* EXERCISE OBJECTIVE: Search the entries below. Return every line that has "Vote" in it.

* MATERIAL TO PROCESS:
----------------------------------------

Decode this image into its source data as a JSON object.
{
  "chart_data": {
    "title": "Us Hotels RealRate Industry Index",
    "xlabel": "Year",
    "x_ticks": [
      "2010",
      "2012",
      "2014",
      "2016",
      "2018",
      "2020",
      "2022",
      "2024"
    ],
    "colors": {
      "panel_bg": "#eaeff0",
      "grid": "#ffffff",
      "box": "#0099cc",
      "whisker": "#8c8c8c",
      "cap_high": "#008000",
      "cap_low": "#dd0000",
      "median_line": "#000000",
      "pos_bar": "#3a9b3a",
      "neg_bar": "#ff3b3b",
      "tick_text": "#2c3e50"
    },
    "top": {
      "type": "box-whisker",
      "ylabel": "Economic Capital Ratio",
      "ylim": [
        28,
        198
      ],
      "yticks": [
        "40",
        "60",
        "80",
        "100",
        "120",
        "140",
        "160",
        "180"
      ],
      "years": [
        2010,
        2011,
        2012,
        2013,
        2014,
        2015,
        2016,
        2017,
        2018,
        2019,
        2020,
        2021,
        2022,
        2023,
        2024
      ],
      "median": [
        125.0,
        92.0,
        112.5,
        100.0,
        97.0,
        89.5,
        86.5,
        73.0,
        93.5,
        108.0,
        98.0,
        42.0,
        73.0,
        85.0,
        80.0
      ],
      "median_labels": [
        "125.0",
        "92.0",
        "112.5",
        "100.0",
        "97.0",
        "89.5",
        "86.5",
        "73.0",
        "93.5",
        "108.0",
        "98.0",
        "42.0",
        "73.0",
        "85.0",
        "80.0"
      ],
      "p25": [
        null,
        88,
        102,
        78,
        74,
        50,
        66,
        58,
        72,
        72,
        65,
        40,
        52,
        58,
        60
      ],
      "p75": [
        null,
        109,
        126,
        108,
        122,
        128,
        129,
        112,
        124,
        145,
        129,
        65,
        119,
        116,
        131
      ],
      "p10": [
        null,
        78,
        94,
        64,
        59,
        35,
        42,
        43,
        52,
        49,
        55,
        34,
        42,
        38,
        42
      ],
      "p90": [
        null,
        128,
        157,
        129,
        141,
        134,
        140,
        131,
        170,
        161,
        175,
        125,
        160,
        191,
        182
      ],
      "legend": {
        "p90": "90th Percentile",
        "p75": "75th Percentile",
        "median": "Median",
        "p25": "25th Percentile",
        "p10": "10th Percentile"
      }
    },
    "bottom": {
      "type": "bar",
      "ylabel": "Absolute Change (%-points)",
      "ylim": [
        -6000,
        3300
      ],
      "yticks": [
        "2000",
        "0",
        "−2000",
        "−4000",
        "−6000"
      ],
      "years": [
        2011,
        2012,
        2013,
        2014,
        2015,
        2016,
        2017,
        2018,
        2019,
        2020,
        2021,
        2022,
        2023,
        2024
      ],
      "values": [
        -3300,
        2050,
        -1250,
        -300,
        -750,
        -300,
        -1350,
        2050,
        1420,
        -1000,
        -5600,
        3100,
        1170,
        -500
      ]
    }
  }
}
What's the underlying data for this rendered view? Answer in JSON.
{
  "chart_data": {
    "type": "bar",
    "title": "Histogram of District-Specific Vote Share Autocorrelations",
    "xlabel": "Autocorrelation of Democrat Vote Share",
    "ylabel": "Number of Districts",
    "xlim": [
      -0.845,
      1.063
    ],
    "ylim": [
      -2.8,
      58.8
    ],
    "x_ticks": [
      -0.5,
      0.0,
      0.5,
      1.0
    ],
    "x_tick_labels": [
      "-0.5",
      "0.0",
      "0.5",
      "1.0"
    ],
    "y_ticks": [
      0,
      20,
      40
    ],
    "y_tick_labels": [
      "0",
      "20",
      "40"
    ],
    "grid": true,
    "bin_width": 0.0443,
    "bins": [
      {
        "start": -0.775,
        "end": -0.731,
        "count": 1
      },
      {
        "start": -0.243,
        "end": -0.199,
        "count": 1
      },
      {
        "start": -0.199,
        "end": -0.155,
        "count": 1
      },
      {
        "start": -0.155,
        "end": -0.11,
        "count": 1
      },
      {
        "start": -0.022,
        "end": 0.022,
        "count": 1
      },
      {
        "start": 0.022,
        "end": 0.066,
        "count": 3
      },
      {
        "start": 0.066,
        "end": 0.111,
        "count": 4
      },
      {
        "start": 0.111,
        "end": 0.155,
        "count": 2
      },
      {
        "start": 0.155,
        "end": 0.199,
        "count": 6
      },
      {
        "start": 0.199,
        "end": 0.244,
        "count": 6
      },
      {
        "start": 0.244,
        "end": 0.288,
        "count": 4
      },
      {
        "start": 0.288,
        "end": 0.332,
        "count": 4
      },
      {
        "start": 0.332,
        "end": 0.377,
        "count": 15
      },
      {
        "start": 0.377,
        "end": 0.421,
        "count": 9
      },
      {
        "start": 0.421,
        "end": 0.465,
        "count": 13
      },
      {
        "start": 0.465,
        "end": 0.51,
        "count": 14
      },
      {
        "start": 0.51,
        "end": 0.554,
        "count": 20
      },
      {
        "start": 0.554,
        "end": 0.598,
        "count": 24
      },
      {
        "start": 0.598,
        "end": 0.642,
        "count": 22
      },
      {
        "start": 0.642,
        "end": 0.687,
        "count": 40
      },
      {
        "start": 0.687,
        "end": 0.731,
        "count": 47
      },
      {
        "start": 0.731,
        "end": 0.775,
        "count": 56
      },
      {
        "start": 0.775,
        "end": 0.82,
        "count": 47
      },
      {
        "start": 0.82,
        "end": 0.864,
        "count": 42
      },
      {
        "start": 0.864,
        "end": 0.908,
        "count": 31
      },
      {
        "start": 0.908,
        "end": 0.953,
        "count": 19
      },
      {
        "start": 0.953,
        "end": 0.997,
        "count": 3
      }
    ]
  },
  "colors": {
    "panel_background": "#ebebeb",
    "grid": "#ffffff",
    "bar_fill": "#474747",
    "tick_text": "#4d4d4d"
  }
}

----------------------------------------

* ANSWER FOR THIS EXERCISE:
    "title": "Histogram of District-Specific Vote Share Autocorrelations",
    "xlabel": "Autocorrelation of Democrat Vote Share",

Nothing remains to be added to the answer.